→ **What you should do**:
Show, in full, each line of the data that contains "para".
________________________
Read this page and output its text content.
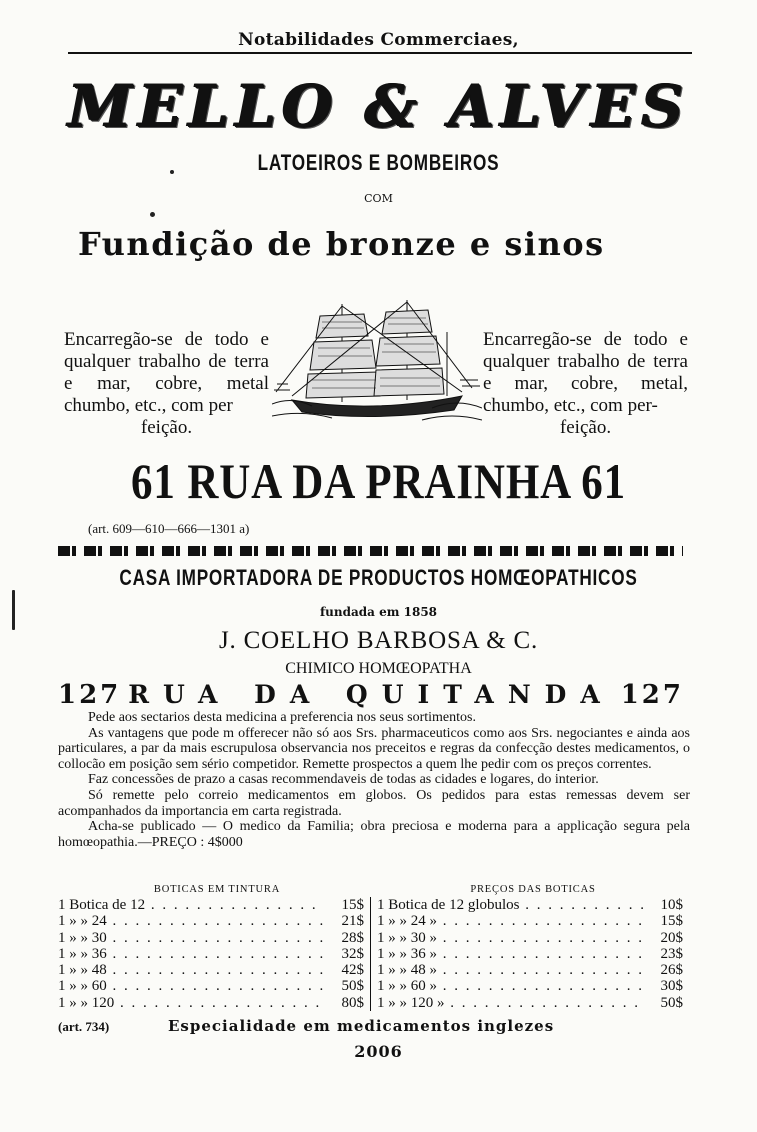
Notabilidades Commerciaes,
MELLO & ALVES
LATOEIROS E BOMBEIROS
COM
Fundição de bronze e sinos
Encarregão-se de todo e qualquer trabalho de terra e mar, cobre, metal chumbo, etc., com per
feição.
Encarregão-se de todo e qualquer trabalho de terra e mar, cobre, metal, chumbo, etc., com per-
feição.
61 RUA DA PRAINHA 61
(art. 609—610—666—1301 a)
CASA IMPORTADORA DE PRODUCTOS HOMŒOPATHICOS
fundada em 1858
J. COELHO BARBOSA & C.
CHIMICO HOMŒOPATHA
127 RUA DA QUITANDA 127

Pede aos sectarios desta medicina a preferencia nos seus sortimentos.

As vantagens que pode m offerecer não só aos Srs. pharmaceuticos como aos Srs. negociantes e ainda aos particulares, a par da mais escrupulosa observancia nos preceitos e regras da confecção destes medicamentos, o collocão em posição sem sério competidor. Remette prospectos a quem lhe pedir com os preços correntes.

Faz concessões de prazo a casas recommendaveis de todas as cidades e logares, do interior.

Só remette pelo correio medicamentos em globos. Os pedidos para estas remessas devem ser acompanhados da importancia em carta registrada.

Acha-se publicado — O medico da Familia; obra preciosa e moderna para a applicação segura pela homœopathia.—PREÇO : 4$000

BOTICAS EM TINTURA	PREÇOS DAS BOTICAS
1 Botica de 12 . . .	15$
1 » » 24 . . .	21$
1 » » 30 . . .	28$
1 » » 36 . . .	32$
1 » » 48 . . .	42$
1 » » 60 . . .	50$
1 » » 120 . . .	80$
1 Botica de 12 globulos . . .	10$
1 » » 24 » . . .	15$
1 » » 30 » . . .	20$
1 » » 36 » . . .	23$
1 » » 48 » . . .	26$
1 » » 60 » . . .	30$
1 » » 120 » . . .	50$
(art. 734)	Especialidade em medicamentos inglezes
2006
________________________
→ **Exercise response**:
Só remette pelo correio medicamentos em globos. Os pedidos para estas remessas devem ser acompanhados da importancia em carta registrada.
Acha-se publicado — O medico da Familia; obra preciosa e moderna para a applicação segura pela homœopathia.—PREÇO : 4$000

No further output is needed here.